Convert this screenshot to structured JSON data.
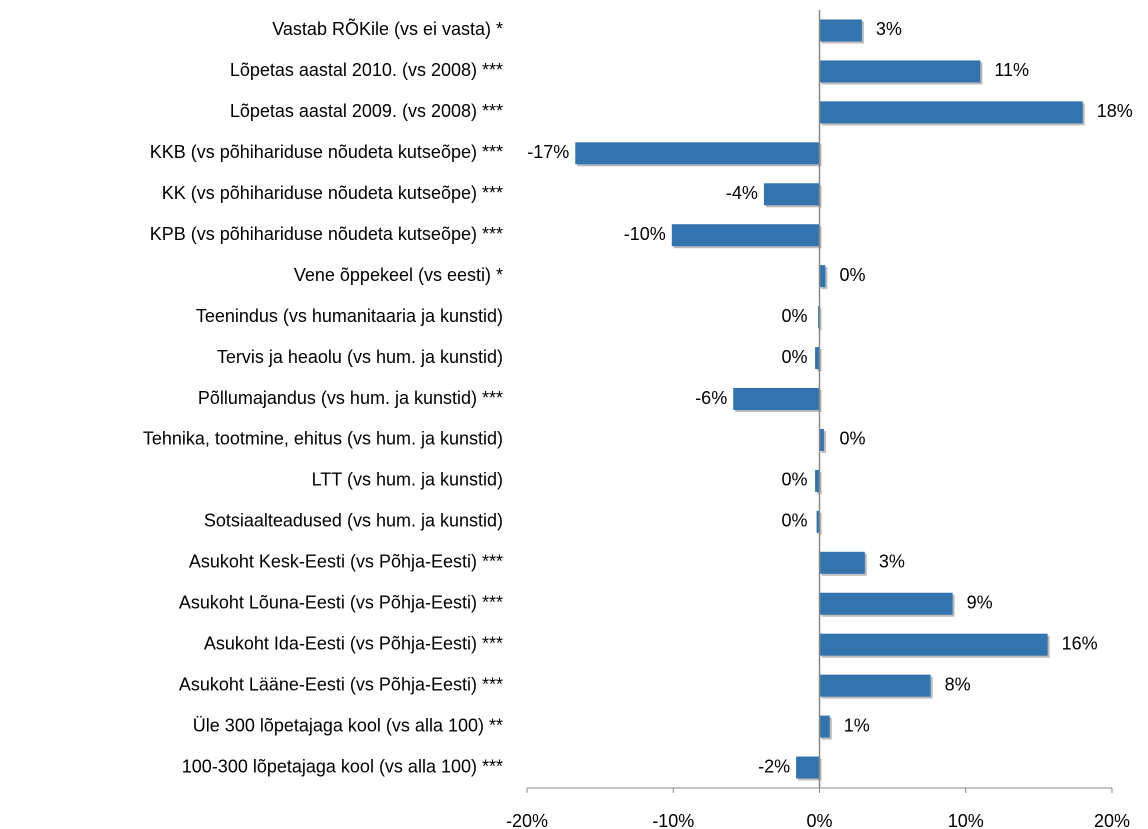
{
  "chart_data": {
    "type": "hbar",
    "categories": [
      "Vastab RÕKile (vs ei vasta) *",
      "Lõpetas aastal 2010. (vs 2008) ***",
      "Lõpetas aastal 2009. (vs 2008) ***",
      "KKB (vs põhihariduse nõudeta kutseõpe) ***",
      "KK (vs põhihariduse nõudeta kutseõpe) ***",
      "KPB (vs põhihariduse nõudeta kutseõpe) ***",
      "Vene õppekeel (vs eesti) *",
      "Teenindus (vs humanitaaria ja kunstid)",
      "Tervis ja heaolu (vs hum. ja kunstid)",
      "Põllumajandus (vs hum. ja kunstid) ***",
      "Tehnika, tootmine, ehitus (vs hum. ja kunstid)",
      "LTT (vs hum. ja kunstid)",
      "Sotsiaalteadused (vs hum. ja kunstid)",
      "Asukoht Kesk-Eesti (vs Põhja-Eesti) ***",
      "Asukoht Lõuna-Eesti  (vs Põhja-Eesti) ***",
      "Asukoht Ida-Eesti (vs Põhja-Eesti) ***",
      "Asukoht Lääne-Eesti (vs Põhja-Eesti) ***",
      "Üle 300 lõpetajaga kool (vs alla 100) **",
      "100-300 lõpetajaga kool (vs alla 100) ***"
    ],
    "values": [
      2.9,
      11,
      18,
      -16.7,
      -3.8,
      -10.1,
      0.4,
      -0.1,
      -0.3,
      -5.9,
      0.3,
      -0.3,
      -0.2,
      3.1,
      9.1,
      15.6,
      7.6,
      0.7,
      -1.6
    ],
    "value_labels": [
      "3%",
      "11%",
      "18%",
      "-17%",
      "-4%",
      "-10%",
      "0%",
      "0%",
      "0%",
      "-6%",
      "0%",
      "0%",
      "0%",
      "3%",
      "9%",
      "16%",
      "8%",
      "1%",
      "-2%"
    ],
    "color": "#3474ae",
    "xlim": [
      -20,
      20
    ],
    "xticks": [
      {
        "value": -20,
        "label": "-20%"
      },
      {
        "value": -10,
        "label": "-10%"
      },
      {
        "value": 0,
        "label": "0%"
      },
      {
        "value": 10,
        "label": "10%"
      },
      {
        "value": 20,
        "label": "20%"
      }
    ],
    "grid": false
  }
}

━━━━━━━━

**TO BE DONE**
Omit the pictures and reproduce the listing exactly.

**EXERCISE SOLUTION**
Convert this screenshot to structured JSON data.
{
  "chart_data": {
    "type": "hbar",
    "categories": [
      "Vastab RÕKile (vs ei vasta) *",
      "Lõpetas aastal 2010. (vs 2008) ***",
      "Lõpetas aastal 2009. (vs 2008) ***",
      "KKB (vs põhihariduse nõudeta kutseõpe) ***",
      "KK (vs põhihariduse nõudeta kutseõpe) ***",
      "KPB (vs põhihariduse nõudeta kutseõpe) ***",
      "Vene õppekeel (vs eesti) *",
      "Teenindus (vs humanitaaria ja kunstid)",
      "Tervis ja heaolu (vs hum. ja kunstid)",
      "Põllumajandus (vs hum. ja kunstid) ***",
      "Tehnika, tootmine, ehitus (vs hum. ja kunstid)",
      "LTT (vs hum. ja kunstid)",
      "Sotsiaalteadused (vs hum. ja kunstid)",
      "Asukoht Kesk-Eesti (vs Põhja-Eesti) ***",
      "Asukoht Lõuna-Eesti  (vs Põhja-Eesti) ***",
      "Asukoht Ida-Eesti (vs Põhja-Eesti) ***",
      "Asukoht Lääne-Eesti (vs Põhja-Eesti) ***",
      "Üle 300 lõpetajaga kool (vs alla 100) **",
      "100-300 lõpetajaga kool (vs alla 100) ***"
    ],
    "values": [
      2.9,
      11,
      18,
      -16.7,
      -3.8,
      -10.1,
      0.4,
      -0.1,
      -0.3,
      -5.9,
      0.3,
      -0.3,
      -0.2,
      3.1,
      9.1,
      15.6,
      7.6,
      0.7,
      -1.6
    ],
    "value_labels": [
      "3%",
      "11%",
      "18%",
      "-17%",
      "-4%",
      "-10%",
      "0%",
      "0%",
      "0%",
      "-6%",
      "0%",
      "0%",
      "0%",
      "3%",
      "9%",
      "16%",
      "8%",
      "1%",
      "-2%"
    ],
    "color": "#3474ae",
    "xlim": [
      -20,
      20
    ],
    "xticks": [
      {
        "value": -20,
        "label": "-20%"
      },
      {
        "value": -10,
        "label": "-10%"
      },
      {
        "value": 0,
        "label": "0%"
      },
      {
        "value": 10,
        "label": "10%"
      },
      {
        "value": 20,
        "label": "20%"
      }
    ],
    "grid": false
  }
}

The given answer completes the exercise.